— THE REQUEST —
In the advice about refusing inappropriate audience behavior at a night club gig, why does the writer say not to try pleasing and appeasing the people behaving that way? Answer in one to three sentences.

— SELECTION —
* * * * * * *
Question #1: How does one say "no" to inappropriate behaviour by audience members in a night club and not risk losing the regular gig in said night club?

Answer: Twenty minute special event Bellydance performance; $300. Regular weekly Night Club gig; $150. Self respect; PRICELESS. Disrespecting a Bellydancer; punishable by severe admonishment and dance artist quitting. Trying to please and appease those who already disrespect you leads to a miserable dead end. My advice is to say "NO" and give the inappropriately behaved person a good wack across the face. If your employer does not demand an apology from the rude audience member, then quit working in such an establishment that d oes not respect Bellydancers. That is what Samia Gamal would do. I used to perform for years in a beautiful Arab night club where the owner once threw a musician down the stairs for raising his voice at me. Needless to say, that musician later became a great friend who respected me. Demand nothing less. There are so many ways to make money without losing your dignity. If you can make money performing Bellydance while being a proponent of beautiful and appreciated art, perfect. If not, make money other ways and keep dancing where ever you are respected.
* * * * * * *
— MATERIAL PROVIDED —
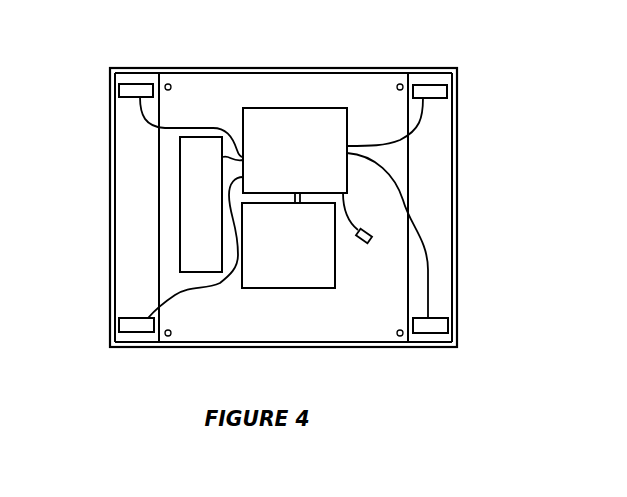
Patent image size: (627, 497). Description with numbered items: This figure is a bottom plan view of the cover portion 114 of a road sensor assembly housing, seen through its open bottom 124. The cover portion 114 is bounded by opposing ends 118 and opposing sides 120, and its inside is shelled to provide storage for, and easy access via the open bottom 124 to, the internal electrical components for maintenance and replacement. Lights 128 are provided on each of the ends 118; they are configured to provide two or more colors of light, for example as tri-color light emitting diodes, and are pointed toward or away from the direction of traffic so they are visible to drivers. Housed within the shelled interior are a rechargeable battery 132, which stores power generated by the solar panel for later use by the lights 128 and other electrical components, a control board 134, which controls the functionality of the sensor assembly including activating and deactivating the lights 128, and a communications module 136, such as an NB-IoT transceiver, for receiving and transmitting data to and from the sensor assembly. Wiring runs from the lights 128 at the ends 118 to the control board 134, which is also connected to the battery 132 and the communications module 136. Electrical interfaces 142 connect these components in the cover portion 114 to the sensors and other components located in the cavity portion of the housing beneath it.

The cover portion 114 is at (510, 137).
The opposing ends 118 is at (112, 220).
The opposing sides 120 is at (234, 68).
The open bottom 124 is at (301, 84).
The lights 128 is at (137, 91).
The rechargeable battery 132 is at (293, 288).
The control board 134 is at (243, 122).
The communications module 136 is at (180, 200).
The electrical interfaces 142 is at (372, 243).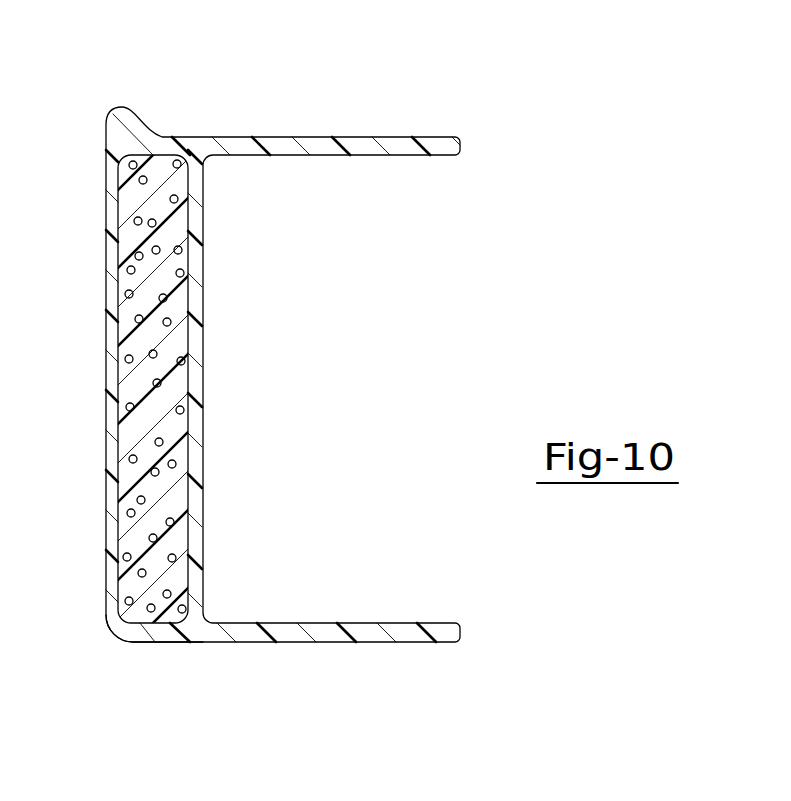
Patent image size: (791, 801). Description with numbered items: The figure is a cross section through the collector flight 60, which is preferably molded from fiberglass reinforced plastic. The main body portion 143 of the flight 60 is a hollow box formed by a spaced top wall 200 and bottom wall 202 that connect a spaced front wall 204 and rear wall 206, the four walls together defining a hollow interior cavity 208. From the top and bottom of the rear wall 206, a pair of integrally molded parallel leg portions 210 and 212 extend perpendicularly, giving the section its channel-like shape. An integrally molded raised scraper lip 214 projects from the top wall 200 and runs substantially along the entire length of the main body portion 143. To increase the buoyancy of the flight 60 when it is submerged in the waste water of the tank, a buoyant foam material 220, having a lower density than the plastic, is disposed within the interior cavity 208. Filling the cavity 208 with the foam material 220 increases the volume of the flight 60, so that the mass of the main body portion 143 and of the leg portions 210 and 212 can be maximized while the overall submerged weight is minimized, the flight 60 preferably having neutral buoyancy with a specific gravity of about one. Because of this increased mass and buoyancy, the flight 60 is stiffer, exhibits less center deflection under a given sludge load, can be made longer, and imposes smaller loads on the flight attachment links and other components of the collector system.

The flight 60 is at (320, 112).
The main body portion 143 is at (80, 631).
The top wall 200 is at (162, 142).
The bottom wall 202 is at (165, 627).
The front wall 204 is at (107, 337).
The rear wall 206 is at (197, 305).
The interior cavity 208 is at (175, 436).
The leg portion 210 is at (397, 148).
The leg portion 212 is at (317, 630).
The raised scraper lip 214 is at (113, 124).
The buoyant foam material 220 is at (172, 233).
* * * * * * *
— WORKED SOLUTION —
The writer says that trying to please and appease those who already disrespect you leads to a miserable dead end. The answer sets this against the pay for the gigs, $300 for a special event and $150 for the weekly job, and calls self-respect priceless.